(Dataset items)
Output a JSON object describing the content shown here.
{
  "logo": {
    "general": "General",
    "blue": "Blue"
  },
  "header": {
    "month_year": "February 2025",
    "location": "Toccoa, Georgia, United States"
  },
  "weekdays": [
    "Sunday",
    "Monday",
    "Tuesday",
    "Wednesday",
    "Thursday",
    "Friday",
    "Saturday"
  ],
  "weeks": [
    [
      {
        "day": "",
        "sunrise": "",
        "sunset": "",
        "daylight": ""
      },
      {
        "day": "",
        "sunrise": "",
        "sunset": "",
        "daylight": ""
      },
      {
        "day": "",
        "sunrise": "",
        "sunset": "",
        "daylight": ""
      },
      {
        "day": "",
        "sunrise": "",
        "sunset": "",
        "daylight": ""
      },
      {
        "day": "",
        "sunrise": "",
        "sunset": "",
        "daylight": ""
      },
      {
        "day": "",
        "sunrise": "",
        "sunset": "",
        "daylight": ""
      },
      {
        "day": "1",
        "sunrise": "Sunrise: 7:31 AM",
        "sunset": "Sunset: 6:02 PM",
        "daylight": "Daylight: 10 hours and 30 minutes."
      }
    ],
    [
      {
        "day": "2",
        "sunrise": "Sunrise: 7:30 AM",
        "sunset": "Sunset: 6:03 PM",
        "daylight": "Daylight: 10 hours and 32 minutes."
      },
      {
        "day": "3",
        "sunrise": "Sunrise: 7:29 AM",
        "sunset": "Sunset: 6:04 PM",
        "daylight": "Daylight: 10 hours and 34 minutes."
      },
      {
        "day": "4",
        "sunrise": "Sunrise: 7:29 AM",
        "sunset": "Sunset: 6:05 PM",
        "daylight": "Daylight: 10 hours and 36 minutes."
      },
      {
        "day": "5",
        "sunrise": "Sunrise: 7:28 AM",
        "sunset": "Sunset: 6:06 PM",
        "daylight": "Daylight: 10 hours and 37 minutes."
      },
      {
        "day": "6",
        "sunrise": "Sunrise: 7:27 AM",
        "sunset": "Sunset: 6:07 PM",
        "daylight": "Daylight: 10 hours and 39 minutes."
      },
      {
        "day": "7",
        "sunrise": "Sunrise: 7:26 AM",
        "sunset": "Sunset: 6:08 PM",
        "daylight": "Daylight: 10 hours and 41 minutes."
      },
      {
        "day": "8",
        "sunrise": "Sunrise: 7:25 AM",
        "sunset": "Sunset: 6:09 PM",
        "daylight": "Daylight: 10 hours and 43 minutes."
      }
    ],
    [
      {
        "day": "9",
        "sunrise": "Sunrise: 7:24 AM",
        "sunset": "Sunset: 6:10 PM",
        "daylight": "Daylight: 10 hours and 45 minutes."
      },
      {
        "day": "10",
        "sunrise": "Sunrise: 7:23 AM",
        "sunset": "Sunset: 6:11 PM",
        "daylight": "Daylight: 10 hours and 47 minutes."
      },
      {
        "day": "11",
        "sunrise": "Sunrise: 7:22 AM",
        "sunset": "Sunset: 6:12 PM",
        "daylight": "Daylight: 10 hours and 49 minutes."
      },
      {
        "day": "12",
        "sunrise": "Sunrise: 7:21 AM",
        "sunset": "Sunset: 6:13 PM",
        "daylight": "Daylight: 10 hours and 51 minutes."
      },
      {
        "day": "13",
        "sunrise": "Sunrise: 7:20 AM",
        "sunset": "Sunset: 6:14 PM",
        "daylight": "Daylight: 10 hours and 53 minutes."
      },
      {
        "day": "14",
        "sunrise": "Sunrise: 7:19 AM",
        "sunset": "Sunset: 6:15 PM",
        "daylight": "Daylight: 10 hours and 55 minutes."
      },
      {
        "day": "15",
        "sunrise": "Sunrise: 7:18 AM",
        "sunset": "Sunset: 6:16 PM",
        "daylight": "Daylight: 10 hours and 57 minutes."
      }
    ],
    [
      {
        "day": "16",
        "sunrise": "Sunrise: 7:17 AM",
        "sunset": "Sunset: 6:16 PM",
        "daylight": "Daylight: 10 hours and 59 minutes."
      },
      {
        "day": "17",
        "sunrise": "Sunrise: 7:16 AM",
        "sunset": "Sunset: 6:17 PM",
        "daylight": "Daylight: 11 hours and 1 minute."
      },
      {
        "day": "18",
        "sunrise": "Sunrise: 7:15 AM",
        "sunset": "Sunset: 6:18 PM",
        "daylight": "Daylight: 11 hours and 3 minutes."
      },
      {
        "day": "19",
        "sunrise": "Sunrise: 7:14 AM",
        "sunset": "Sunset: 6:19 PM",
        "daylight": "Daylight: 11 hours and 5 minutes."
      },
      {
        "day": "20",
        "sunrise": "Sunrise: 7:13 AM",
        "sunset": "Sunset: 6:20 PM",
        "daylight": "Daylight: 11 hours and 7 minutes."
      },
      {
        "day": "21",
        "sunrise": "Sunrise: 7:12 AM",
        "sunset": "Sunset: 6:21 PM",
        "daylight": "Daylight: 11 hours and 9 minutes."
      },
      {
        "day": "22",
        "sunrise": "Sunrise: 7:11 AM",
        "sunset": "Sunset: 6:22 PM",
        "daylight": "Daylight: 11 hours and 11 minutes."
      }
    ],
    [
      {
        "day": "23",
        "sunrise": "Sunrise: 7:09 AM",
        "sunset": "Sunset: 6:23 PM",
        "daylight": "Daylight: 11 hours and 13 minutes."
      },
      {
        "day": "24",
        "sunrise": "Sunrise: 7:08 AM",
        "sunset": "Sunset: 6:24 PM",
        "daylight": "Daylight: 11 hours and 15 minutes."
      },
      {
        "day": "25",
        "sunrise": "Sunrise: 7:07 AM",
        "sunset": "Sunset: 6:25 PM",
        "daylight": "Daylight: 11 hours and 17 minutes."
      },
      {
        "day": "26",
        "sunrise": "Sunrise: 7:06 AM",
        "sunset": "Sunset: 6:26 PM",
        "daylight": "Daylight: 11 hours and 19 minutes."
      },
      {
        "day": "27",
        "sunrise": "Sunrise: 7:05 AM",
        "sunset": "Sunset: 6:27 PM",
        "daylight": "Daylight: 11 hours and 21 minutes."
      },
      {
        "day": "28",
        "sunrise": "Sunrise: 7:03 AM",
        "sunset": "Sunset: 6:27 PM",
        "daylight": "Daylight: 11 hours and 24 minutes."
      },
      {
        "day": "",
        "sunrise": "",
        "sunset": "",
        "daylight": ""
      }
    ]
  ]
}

*Stated goal*:
Extract the complete listing verbatim.

*Response to this task*:
Output a JSON object describing the content shown here.
{
  "logo": {
    "general": "General",
    "blue": "Blue"
  },
  "header": {
    "month_year": "February 2025",
    "location": "Toccoa, Georgia, United States"
  },
  "weekdays": [
    "Sunday",
    "Monday",
    "Tuesday",
    "Wednesday",
    "Thursday",
    "Friday",
    "Saturday"
  ],
  "weeks": [
    [
      {
        "day": "",
        "sunrise": "",
        "sunset": "",
        "daylight": ""
      },
      {
        "day": "",
        "sunrise": "",
        "sunset": "",
        "daylight": ""
      },
      {
        "day": "",
        "sunrise": "",
        "sunset": "",
        "daylight": ""
      },
      {
        "day": "",
        "sunrise": "",
        "sunset": "",
        "daylight": ""
      },
      {
        "day": "",
        "sunrise": "",
        "sunset": "",
        "daylight": ""
      },
      {
        "day": "",
        "sunrise": "",
        "sunset": "",
        "daylight": ""
      },
      {
        "day": "1",
        "sunrise": "Sunrise: 7:31 AM",
        "sunset": "Sunset: 6:02 PM",
        "daylight": "Daylight: 10 hours and 30 minutes."
      }
    ],
    [
      {
        "day": "2",
        "sunrise": "Sunrise: 7:30 AM",
        "sunset": "Sunset: 6:03 PM",
        "daylight": "Daylight: 10 hours and 32 minutes."
      },
      {
        "day": "3",
        "sunrise": "Sunrise: 7:29 AM",
        "sunset": "Sunset: 6:04 PM",
        "daylight": "Daylight: 10 hours and 34 minutes."
      },
      {
        "day": "4",
        "sunrise": "Sunrise: 7:29 AM",
        "sunset": "Sunset: 6:05 PM",
        "daylight": "Daylight: 10 hours and 36 minutes."
      },
      {
        "day": "5",
        "sunrise": "Sunrise: 7:28 AM",
        "sunset": "Sunset: 6:06 PM",
        "daylight": "Daylight: 10 hours and 37 minutes."
      },
      {
        "day": "6",
        "sunrise": "Sunrise: 7:27 AM",
        "sunset": "Sunset: 6:07 PM",
        "daylight": "Daylight: 10 hours and 39 minutes."
      },
      {
        "day": "7",
        "sunrise": "Sunrise: 7:26 AM",
        "sunset": "Sunset: 6:08 PM",
        "daylight": "Daylight: 10 hours and 41 minutes."
      },
      {
        "day": "8",
        "sunrise": "Sunrise: 7:25 AM",
        "sunset": "Sunset: 6:09 PM",
        "daylight": "Daylight: 10 hours and 43 minutes."
      }
    ],
    [
      {
        "day": "9",
        "sunrise": "Sunrise: 7:24 AM",
        "sunset": "Sunset: 6:10 PM",
        "daylight": "Daylight: 10 hours and 45 minutes."
      },
      {
        "day": "10",
        "sunrise": "Sunrise: 7:23 AM",
        "sunset": "Sunset: 6:11 PM",
        "daylight": "Daylight: 10 hours and 47 minutes."
      },
      {
        "day": "11",
        "sunrise": "Sunrise: 7:22 AM",
        "sunset": "Sunset: 6:12 PM",
        "daylight": "Daylight: 10 hours and 49 minutes."
      },
      {
        "day": "12",
        "sunrise": "Sunrise: 7:21 AM",
        "sunset": "Sunset: 6:13 PM",
        "daylight": "Daylight: 10 hours and 51 minutes."
      },
      {
        "day": "13",
        "sunrise": "Sunrise: 7:20 AM",
        "sunset": "Sunset: 6:14 PM",
        "daylight": "Daylight: 10 hours and 53 minutes."
      },
      {
        "day": "14",
        "sunrise": "Sunrise: 7:19 AM",
        "sunset": "Sunset: 6:15 PM",
        "daylight": "Daylight: 10 hours and 55 minutes."
      },
      {
        "day": "15",
        "sunrise": "Sunrise: 7:18 AM",
        "sunset": "Sunset: 6:16 PM",
        "daylight": "Daylight: 10 hours and 57 minutes."
      }
    ],
    [
      {
        "day": "16",
        "sunrise": "Sunrise: 7:17 AM",
        "sunset": "Sunset: 6:16 PM",
        "daylight": "Daylight: 10 hours and 59 minutes."
      },
      {
        "day": "17",
        "sunrise": "Sunrise: 7:16 AM",
        "sunset": "Sunset: 6:17 PM",
        "daylight": "Daylight: 11 hours and 1 minute."
      },
      {
        "day": "18",
        "sunrise": "Sunrise: 7:15 AM",
        "sunset": "Sunset: 6:18 PM",
        "daylight": "Daylight: 11 hours and 3 minutes."
      },
      {
        "day": "19",
        "sunrise": "Sunrise: 7:14 AM",
        "sunset": "Sunset: 6:19 PM",
        "daylight": "Daylight: 11 hours and 5 minutes."
      },
      {
        "day": "20",
        "sunrise": "Sunrise: 7:13 AM",
        "sunset": "Sunset: 6:20 PM",
        "daylight": "Daylight: 11 hours and 7 minutes."
      },
      {
        "day": "21",
        "sunrise": "Sunrise: 7:12 AM",
        "sunset": "Sunset: 6:21 PM",
        "daylight": "Daylight: 11 hours and 9 minutes."
      },
      {
        "day": "22",
        "sunrise": "Sunrise: 7:11 AM",
        "sunset": "Sunset: 6:22 PM",
        "daylight": "Daylight: 11 hours and 11 minutes."
      }
    ],
    [
      {
        "day": "23",
        "sunrise": "Sunrise: 7:09 AM",
        "sunset": "Sunset: 6:23 PM",
        "daylight": "Daylight: 11 hours and 13 minutes."
      },
      {
        "day": "24",
        "sunrise": "Sunrise: 7:08 AM",
        "sunset": "Sunset: 6:24 PM",
        "daylight": "Daylight: 11 hours and 15 minutes."
      },
      {
        "day": "25",
        "sunrise": "Sunrise: 7:07 AM",
        "sunset": "Sunset: 6:25 PM",
        "daylight": "Daylight: 11 hours and 17 minutes."
      },
      {
        "day": "26",
        "sunrise": "Sunrise: 7:06 AM",
        "sunset": "Sunset: 6:26 PM",
        "daylight": "Daylight: 11 hours and 19 minutes."
      },
      {
        "day": "27",
        "sunrise": "Sunrise: 7:05 AM",
        "sunset": "Sunset: 6:27 PM",
        "daylight": "Daylight: 11 hours and 21 minutes."
      },
      {
        "day": "28",
        "sunrise": "Sunrise: 7:03 AM",
        "sunset": "Sunset: 6:27 PM",
        "daylight": "Daylight: 11 hours and 24 minutes."
      },
      {
        "day": "",
        "sunrise": "",
        "sunset": "",
        "daylight": ""
      }
    ]
  ]
}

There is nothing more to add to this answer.